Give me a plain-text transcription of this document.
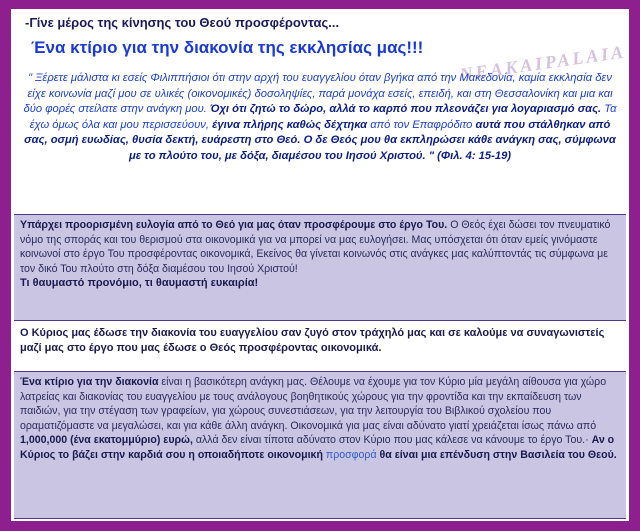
NEAKAIPALAIA
-Γίνε μέρος της κίνησης του Θεού προσφέροντας...
Ένα κτίριο για την διακονία της εκκλησίας μας!!!
" Ξέρετε μάλιστα κι εσείς Φιλιππήσιοι ότι στην αρχή του ευαγγελίου όταν βγήκα από την Μακεδονία, καμία εκκλησία δεν είχε κοινωνία μαζί μου σε υλικές (οικονομικές) δοσοληψίες, παρά μονάχα εσείς, επειδή, και στη Θεσσαλονίκη και μια και δύο φορές στείλατε στην ανάγκη μου. Όχι ότι ζητώ το δώρο, αλλά το καρπό που πλεονάζει για λογαριασμό σας. Τα έχω όμως όλα και μου περισσεύουν, έγινα πλήρης καθώς δέχτηκα από τον Επαφρόδιτο αυτά που στάλθηκαν από σας, οσμή ευωδίας, θυσία δεκτή, ευάρεστη στο Θεό. Ο δε Θεός μου θα εκπληρώσει κάθε ανάγκη σας, σύμφωνα με το πλούτο του, με δόξα, διαμέσου του Ιησού Χριστού. " (Φιλ. 4: 15-19)

Υπάρχει προορισμένη ευλογία από το Θεό για μας όταν προσφέρουμε στο έργο Του. Ο Θεός έχει δώσει τον πνευματικό νόμο της σποράς και του θερισμού στα οικονομικά για να μπορεί να μας ευλογήσει. Μας υπόσχεται ότι όταν εμείς γινόμαστε κοινωνοί στο έργο Του προσφέροντας οικονομικά, Εκείνος θα γίνεται κοινωνός στις ανάγκες μας καλύπτοντάς τις σύμφωνα με τον δικό Του πλούτο στη δόξα διαμέσου του Ιησού Χριστού!

Τι θαυμαστό προνόμιο, τι θαυμαστή ευκαιρία!

Ο Κύριος μας έδωσε την διακονία του ευαγγελίου σαν ζυγό στον τράχηλό μας και σε καλούμε να συναγωνιστείς μαζί μας στο έργο που μας έδωσε ο Θεός προσφέροντας οικονομικά.

Ένα κτίριο για την διακονία είναι η βασικότερη ανάγκη μας. Θέλουμε να έχουμε για τον Κύριο μία μεγάλη αίθουσα για χώρο λατρείας και διακονίας του ευαγγελίου με τους ανάλογους βοηθητικούς χώρους για την φροντίδα και την εκπαίδευση των παιδιών, για την στέγαση των γραφείων, για χώρους συνεστιάσεων, για την λειτουργία του Βιβλικού σχολείου που οραματιζόμαστε να μεγαλώσει, και για κάθε άλλη ανάγκη. Οικονομικά για μας είναι αδύνατο γιατί χρειάζεται ίσως πάνω από 1,000,000 (ένα εκατομμύριο) ευρώ, αλλά δεν είναι τίποτα αδύνατο στον Κύριο που μας κάλεσε να κάνουμε το έργο Του.· Αν ο Κύριος το βάζει στην καρδιά σου η οποιαδήποτε οικονομική προσφορά θα είναι μια επένδυση στην Βασιλεία του Θεού.
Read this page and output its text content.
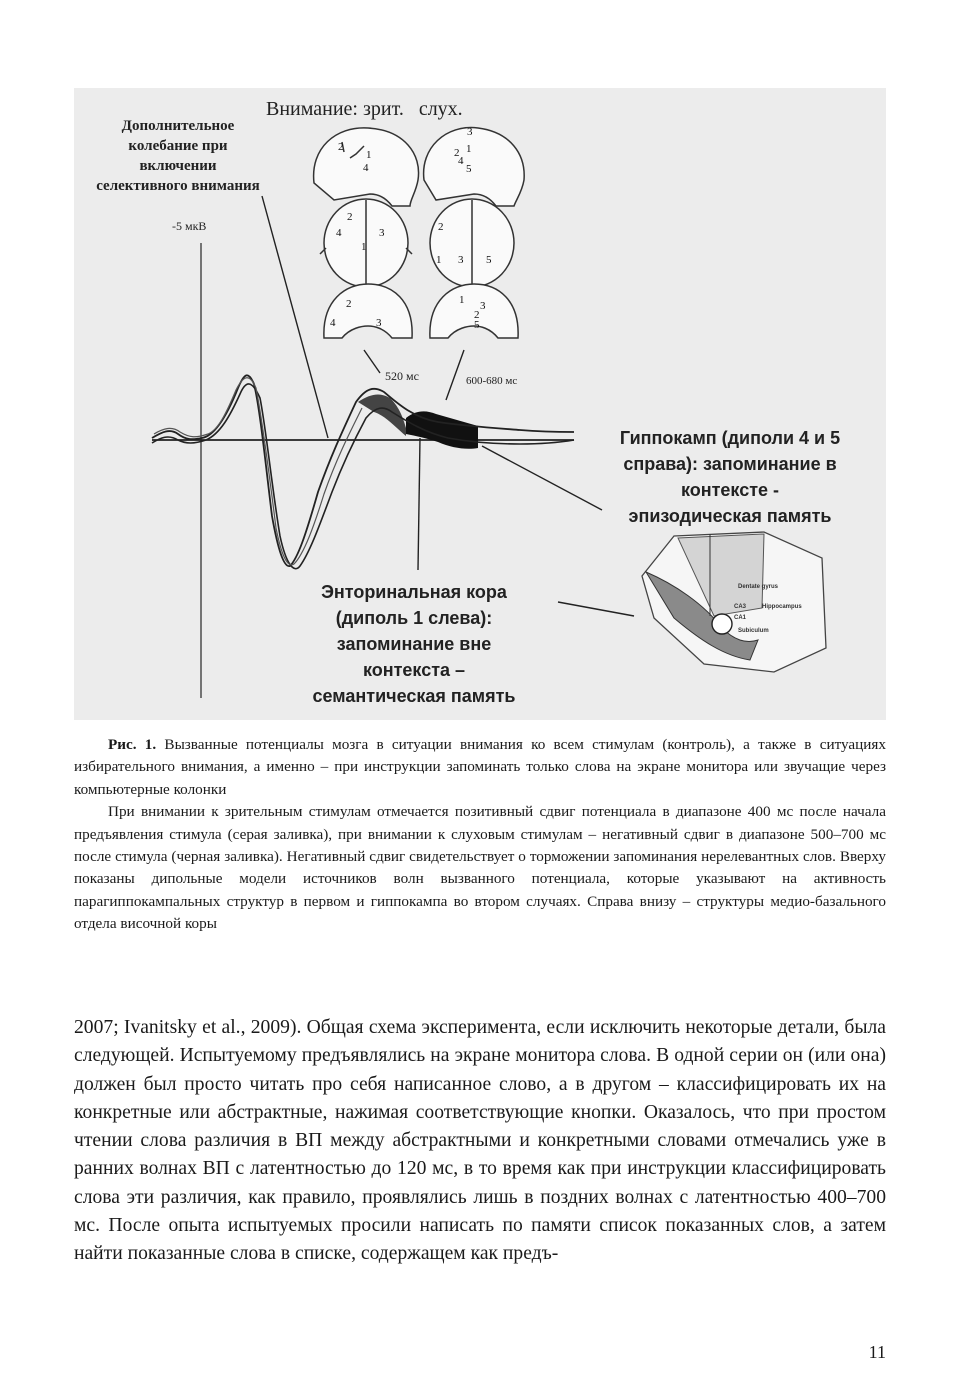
Внимание: зрит.   слух.
Дополнительное
колебание при
включении
селективного внимания
-5 мкВ
2
1
4
2
4	3
1
2
4	3
3
1
2
4
5
2
1 3 5
1 3
2
5
520 мс	600-680 мс
Гиппокамп (диполи 4 и 5
справа): запоминание в
контексте -
эпизодическая память
Энторинальная кора
(диполь 1 слева):
запоминание вне
контекста –
семантическая память
Dentate gyrus
CA3
CA1
Hippocampus
Subiculum

Рис. 1. Вызванные потенциалы мозга в ситуации внимания ко всем стимулам (контроль), а также в ситуациях избирательного внимания, а именно – при инструкции запоминать только слова на экране монитора или звучащие через компьютерные колонки

При внимании к зрительным стимулам отмечается позитивный сдвиг потенциала в диапазоне 400 мс после начала предъявления стимула (серая заливка), при внимании к слуховым стимулам – негативный сдвиг в диапазоне 500–700 мс после стимула (черная заливка). Негативный сдвиг свидетельствует о торможении запоминания нерелевантных слов. Вверху показаны дипольные модели источников волн вызванного потенциала, которые указывают на активность парагиппокампальных структур в первом и гиппокампа во втором случаях. Справа внизу – структуры медио-базального отдела височной коры

2007; Ivanitsky et al., 2009). Общая схема эксперимента, если исключить некоторые детали, была следующей. Испытуемому предъявлялись на экране монитора слова. В одной серии он (или она) должен был просто читать про себя написанное слово, а в другом – классифицировать их на конкретные или абстрактные, нажимая соответствующие кнопки. Оказалось, что при простом чтении слова различия в ВП между абстрактными и конкретными словами отмечались уже в ранних волнах ВП с латентностью до 120 мс, в то время как при инструкции классифицировать слова эти различия, как правило, проявлялись лишь в поздних волнах с латентностью 400–700 мс. После опыта испытуемых просили написать по памяти список показанных слов, а затем найти показанные слова в списке, содержащем как предъ-

11
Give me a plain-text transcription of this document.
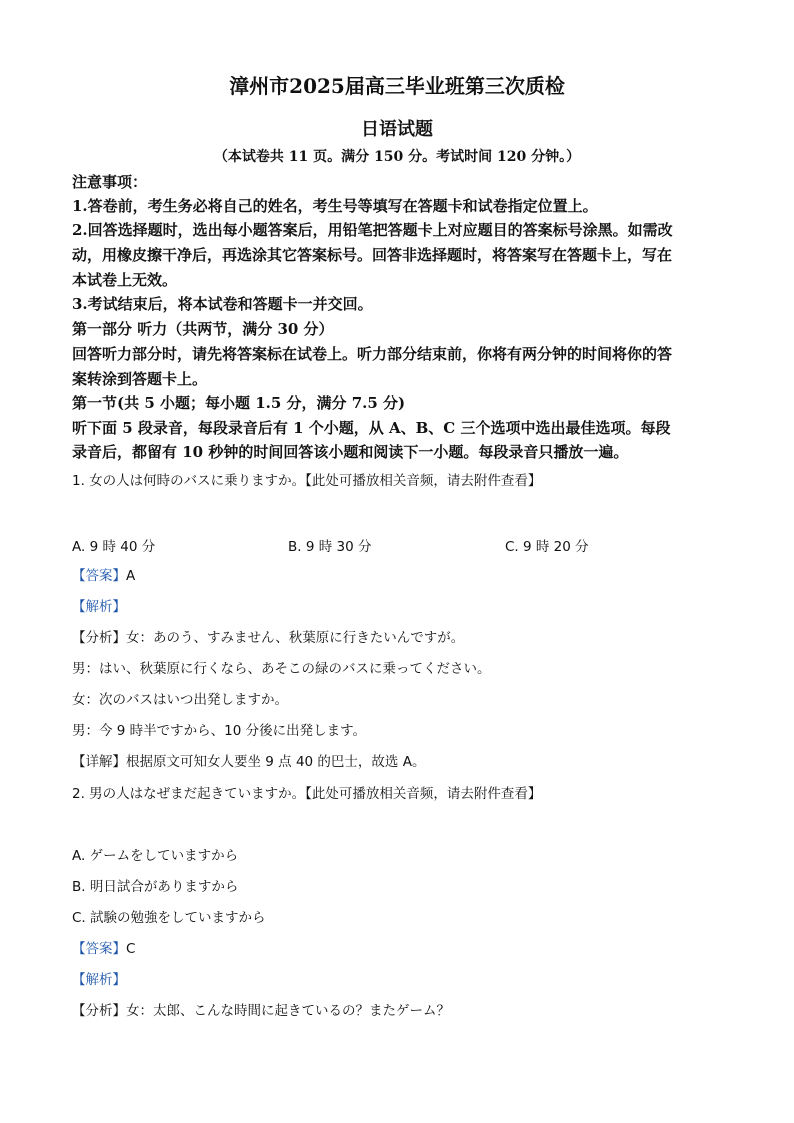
漳州市2025届高三毕业班第三次质检
日语试题
（本试卷共 11 页。满分 150 分。考试时间 120 分钟。）
注意事项：
1.答卷前，考生务必将自己的姓名，考生号等填写在答题卡和试卷指定位置上。
2.回答选择题时，选出每小题答案后，用铅笔把答题卡上对应题目的答案标号涂黑。如需改
动，用橡皮擦干净后，再选涂其它答案标号。回答非选择题时，将答案写在答题卡上，写在
本试卷上无效。
3.考试结束后，将本试卷和答题卡一并交回。
第一部分 听力（共两节，满分 30 分）
回答听力部分时，请先将答案标在试卷上。听力部分结束前，你将有两分钟的时间将你的答
案转涂到答题卡上。
第一节(共 5 小题；每小题 1.5 分，满分 7.5 分)
听下面 5 段录音，每段录音后有 1 个小题，从 A、B、C 三个选项中选出最佳选项。每段
录音后，都留有 10 秒钟的时间回答该小题和阅读下一小题。每段录音只播放一遍。
1. 女の人は何時のバスに乗りますか。【此处可播放相关音频，请去附件查看】
A. 9 時 40 分	B. 9 時 30 分	C. 9 時 20 分
【答案】A
【解析】
【分析】女：あのう、すみません、秋葉原に行きたいんですが。
男：はい、秋葉原に行くなら、あそこの緑のバスに乗ってください。
女：次のバスはいつ出発しますか。
男：今 9 時半ですから、10 分後に出発します。
【详解】根据原文可知女人要坐 9 点 40 的巴士，故选 A。
2. 男の人はなぜまだ起きていますか。【此处可播放相关音频，请去附件查看】
A. ゲームをしていますから
B. 明日試合がありますから
C. 試験の勉強をしていますから
【答案】C
【解析】
【分析】女：太郎、こんな時間に起きているの？またゲーム？
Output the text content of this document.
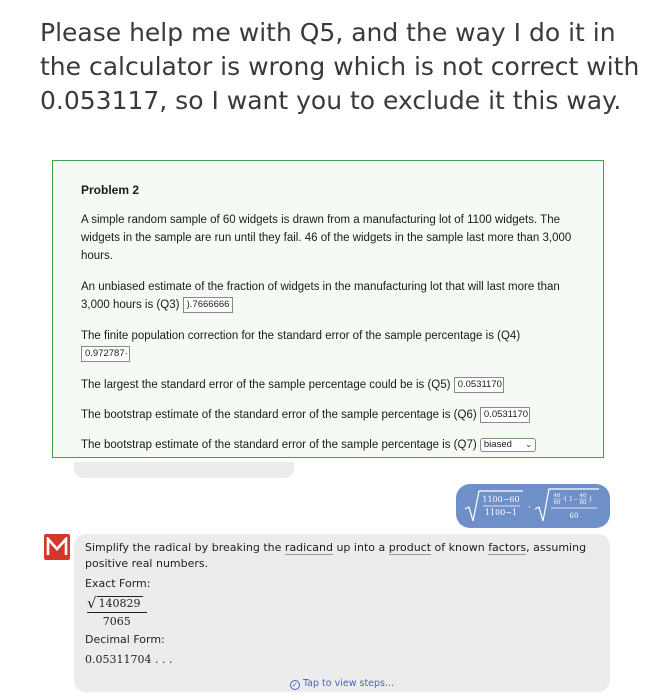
Please help me with Q5, and the way I do it in the calculator is wrong which is not correct with 0.053117, so I want you to exclude it this way.
Problem 2
A simple random sample of 60 widgets is drawn from a manufacturing lot of 1100 widgets. The widgets in the sample are run until they fail. 46 of the widgets in the sample last more than 3,000 hours.
An unbiased estimate of the fraction of widgets in the manufacturing lot that will last more than 3,000 hours is (Q3) ).7666666
The finite population correction for the standard error of the sample percentage is (Q4)
0.972787·
The largest the standard error of the sample percentage could be is (Q5) 0.0531170
The bootstrap estimate of the standard error of the sample percentage is (Q6) 0.0531170
The bootstrap estimate of the standard error of the sample percentage is (Q7) biased ⌄
1100−60
1100−1 ·
46
60 ·( 1 − 46
60 )
60
Simplify the radical by breaking the radicand up into a product of known factors, assuming positive real numbers.
Exact Form:
$\frac{√ 140829}{7065}$
Decimal Form:
0.05311704 . . .
✓ Tap to view steps...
---------------
INSTRUCTION >>
Leave the pictures out and reproduce all of the records exactly.

WRITTEN SOLUTION >>
Give me a plain-text transcription of this document.
NEAKAIPALAIA
-Γίνε μέρος της κίνησης του Θεού προσφέροντας...
Ένα κτίριο για την διακονία της εκκλησίας μας!!!
" Ξέρετε μάλιστα κι εσείς Φιλιππήσιοι ότι στην αρχή του ευαγγελίου όταν βγήκα από την Μακεδονία, καμία εκκλησία δεν είχε κοινωνία μαζί μου σε υλικές (οικονομικές) δοσοληψίες, παρά μονάχα εσείς, επειδή, και στη Θεσσαλονίκη και μια και δύο φορές στείλατε στην ανάγκη μου. Όχι ότι ζητώ το δώρο, αλλά το καρπό που πλεονάζει για λογαριασμό σας. Τα έχω όμως όλα και μου περισσεύουν, έγινα πλήρης καθώς δέχτηκα από τον Επαφρόδιτο αυτά που στάλθηκαν από σας, οσμή ευωδίας, θυσία δεκτή, ευάρεστη στο Θεό. Ο δε Θεός μου θα εκπληρώσει κάθε ανάγκη σας, σύμφωνα με το πλούτο του, με δόξα, διαμέσου του Ιησού Χριστού. " (Φιλ. 4: 15-19)

Υπάρχει προορισμένη ευλογία από το Θεό για μας όταν προσφέρουμε στο έργο Του. Ο Θεός έχει δώσει τον πνευματικό νόμο της σποράς και του θερισμού στα οικονομικά για να μπορεί να μας ευλογήσει. Μας υπόσχεται ότι όταν εμείς γινόμαστε κοινωνοί στο έργο Του προσφέροντας οικονομικά, Εκείνος θα γίνεται κοινωνός στις ανάγκες μας καλύπτοντάς τις σύμφωνα με τον δικό Του πλούτο στη δόξα διαμέσου του Ιησού Χριστού!

Τι θαυμαστό προνόμιο, τι θαυμαστή ευκαιρία!

Ο Κύριος μας έδωσε την διακονία του ευαγγελίου σαν ζυγό στον τράχηλό μας και σε καλούμε να συναγωνιστείς μαζί μας στο έργο που μας έδωσε ο Θεός προσφέροντας οικονομικά.

Ένα κτίριο για την διακονία είναι η βασικότερη ανάγκη μας. Θέλουμε να έχουμε για τον Κύριο μία μεγάλη αίθουσα για χώρο λατρείας και διακονίας του ευαγγελίου με τους ανάλογους βοηθητικούς χώρους για την φροντίδα και την εκπαίδευση των παιδιών, για την στέγαση των γραφείων, για χώρους συνεστιάσεων, για την λειτουργία του Βιβλικού σχολείου που οραματιζόμαστε να μεγαλώσει, και για κάθε άλλη ανάγκη. Οικονομικά για μας είναι αδύνατο γιατί χρειάζεται ίσως πάνω από 1,000,000 (ένα εκατομμύριο) ευρώ, αλλά δεν είναι τίποτα αδύνατο στον Κύριο που μας κάλεσε να κάνουμε το έργο Του.· Αν ο Κύριος το βάζει στην καρδιά σου η οποιαδήποτε οικονομική προσφορά θα είναι μια επένδυση στην Βασιλεία του Θεού.
Read this page and output its text content.
Внимание: зрит.   слух.
Дополнительное
колебание при
включении
селективного внимания
-5 мкВ
2
1
4
2
4	3
1
2
4	3
3
1
2
4
5
2
1 3 5
1 3
2
5
520 мс	600-680 мс
Гиппокамп (диполи 4 и 5
справа): запоминание в
контексте -
эпизодическая память
Энторинальная кора
(диполь 1 слева):
запоминание вне
контекста –
семантическая память
Dentate gyrus
CA3
CA1
Hippocampus
Subiculum

Рис. 1. Вызванные потенциалы мозга в ситуации внимания ко всем стимулам (контроль), а также в ситуациях избирательного внимания, а именно – при инструкции запоминать только слова на экране монитора или звучащие через компьютерные колонки

При внимании к зрительным стимулам отмечается позитивный сдвиг потенциала в диапазоне 400 мс после начала предъявления стимула (серая заливка), при внимании к слуховым стимулам – негативный сдвиг в диапазоне 500–700 мс после стимула (черная заливка). Негативный сдвиг свидетельствует о торможении запоминания нерелевантных слов. Вверху показаны дипольные модели источников волн вызванного потенциала, которые указывают на активность парагиппокампальных структур в первом и гиппокампа во втором случаях. Справа внизу – структуры медио-базального отдела височной коры

2007; Ivanitsky et al., 2009). Общая схема эксперимента, если исключить некоторые детали, была следующей. Испытуемому предъявлялись на экране монитора слова. В одной серии он (или она) должен был просто читать про себя написанное слово, а в другом – классифицировать их на конкретные или абстрактные, нажимая соответствующие кнопки. Оказалось, что при простом чтении слова различия в ВП между абстрактными и конкретными словами отмечались уже в ранних волнах ВП с латентностью до 120 мс, в то время как при инструкции классифицировать слова эти различия, как правило, проявлялись лишь в поздних волнах с латентностью 400–700 мс. После опыта испытуемых просили написать по памяти список показанных слов, а затем найти показанные слова в списке, содержащем как предъ-

11
Give me a plain-text transcription of this document.
漳州市2025届高三毕业班第三次质检
日语试题
（本试卷共 11 页。满分 150 分。考试时间 120 分钟。）
注意事项：
1.答卷前，考生务必将自己的姓名，考生号等填写在答题卡和试卷指定位置上。
2.回答选择题时，选出每小题答案后，用铅笔把答题卡上对应题目的答案标号涂黑。如需改
动，用橡皮擦干净后，再选涂其它答案标号。回答非选择题时，将答案写在答题卡上，写在
本试卷上无效。
3.考试结束后，将本试卷和答题卡一并交回。
第一部分 听力（共两节，满分 30 分）
回答听力部分时，请先将答案标在试卷上。听力部分结束前，你将有两分钟的时间将你的答
案转涂到答题卡上。
第一节(共 5 小题；每小题 1.5 分，满分 7.5 分)
听下面 5 段录音，每段录音后有 1 个小题，从 A、B、C 三个选项中选出最佳选项。每段
录音后，都留有 10 秒钟的时间回答该小题和阅读下一小题。每段录音只播放一遍。
1. 女の人は何時のバスに乗りますか。【此处可播放相关音频，请去附件查看】
A. 9 時 40 分	B. 9 時 30 分	C. 9 時 20 分
【答案】A
【解析】
【分析】女：あのう、すみません、秋葉原に行きたいんですが。
男：はい、秋葉原に行くなら、あそこの緑のバスに乗ってください。
女：次のバスはいつ出発しますか。
男：今 9 時半ですから、10 分後に出発します。
【详解】根据原文可知女人要坐 9 点 40 的巴士，故选 A。
2. 男の人はなぜまだ起きていますか。【此处可播放相关音频，请去附件查看】
A. ゲームをしていますから
B. 明日試合がありますから
C. 試験の勉強をしていますから
【答案】C
【解析】
【分析】女：太郎、こんな時間に起きているの？またゲーム？
Output the text content of this document.
Please help me with Q5, and the way I do it in the calculator is wrong which is not correct with 0.053117, so I want you to exclude it this way.
Problem 2
A simple random sample of 60 widgets is drawn from a manufacturing lot of 1100 widgets. The widgets in the sample are run until they fail. 46 of the widgets in the sample last more than 3,000 hours.
An unbiased estimate of the fraction of widgets in the manufacturing lot that will last more than 3,000 hours is (Q3) ).7666666
The finite population correction for the standard error of the sample percentage is (Q4)
0.972787·
The largest the standard error of the sample percentage could be is (Q5) 0.0531170
The bootstrap estimate of the standard error of the sample percentage is (Q6) 0.0531170
The bootstrap estimate of the standard error of the sample percentage is (Q7) biased ⌄
1100−60
1100−1 ·
46
60 ·( 1 − 46
60 )
60
Simplify the radical by breaking the radicand up into a product of known factors, assuming positive real numbers.
Exact Form:
$\frac{√ 140829}{7065}$
Decimal Form:
0.05311704 . . .
✓ Tap to view steps...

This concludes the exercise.